(Recorded data)
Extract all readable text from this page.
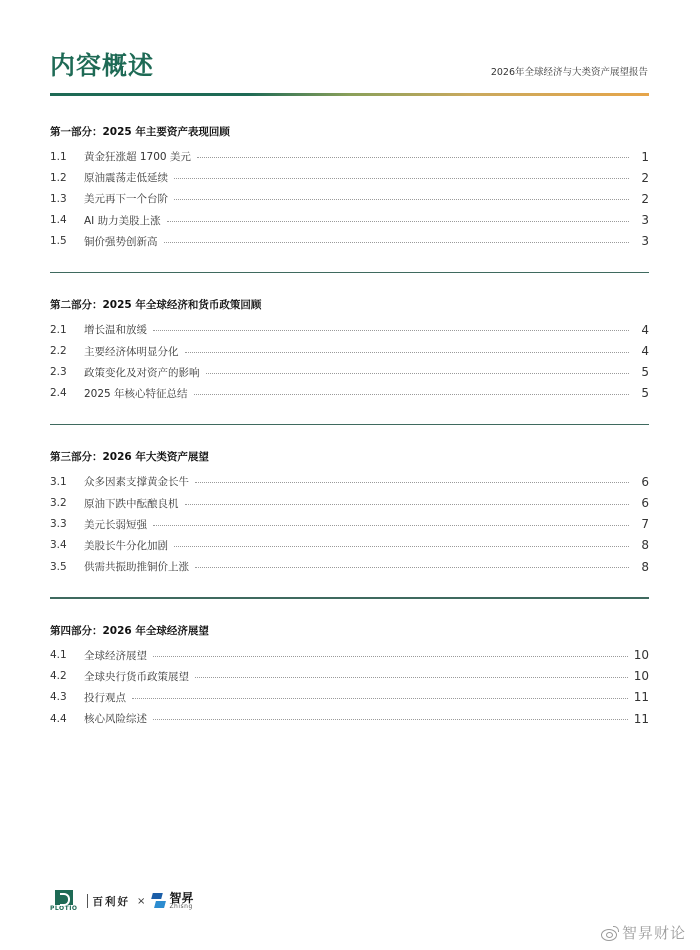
内容概述	2026年全球经济与大类资产展望报告
第一部分：2025 年主要资产表现回顾
1.1	黄金狂涨超 1700 美元	1
1.2	原油震荡走低延续	2
1.3	美元再下一个台阶	2
1.4	AI 助力美股上涨	3
1.5	铜价强势创新高	3
第二部分：2025 年全球经济和货币政策回顾
2.1	增长温和放缓	4
2.2	主要经济体明显分化	4
2.3	政策变化及对资产的影响	5
2.4	2025 年核心特征总结	5
第三部分：2026 年大类资产展望
3.1	众多因素支撑黄金长牛	6
3.2	原油下跌中酝酿良机	6
3.3	美元长弱短强	7
3.4	美股长牛分化加剧	8
3.5	供需共振助推铜价上涨	8
第四部分：2026 年全球经济展望
4.1	全球经济展望	10
4.2	全球央行货币政策展望	10
4.3	投行观点	11
4.4	核心风险综述	11
PLOTIO
百利好 × 智昇
Zhisng
智昇财论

» **Set task**
Keep the pictures out and write out the records exactly.

» **Answer for the task**
Extract all readable text from this page.
内容概述	2026年全球经济与大类资产展望报告
第一部分：2025 年主要资产表现回顾
1.1	黄金狂涨超 1700 美元	1
1.2	原油震荡走低延续	2
1.3	美元再下一个台阶	2
1.4	AI 助力美股上涨	3
1.5	铜价强势创新高	3
第二部分：2025 年全球经济和货币政策回顾
2.1	增长温和放缓	4
2.2	主要经济体明显分化	4
2.3	政策变化及对资产的影响	5
2.4	2025 年核心特征总结	5
第三部分：2026 年大类资产展望
3.1	众多因素支撑黄金长牛	6
3.2	原油下跌中酝酿良机	6
3.3	美元长弱短强	7
3.4	美股长牛分化加剧	8
3.5	供需共振助推铜价上涨	8
第四部分：2026 年全球经济展望
4.1	全球经济展望	10
4.2	全球央行货币政策展望	10
4.3	投行观点	11
4.4	核心风险综述	11
PLOTIO
百利好 × 智昇
Zhisng
智昇财论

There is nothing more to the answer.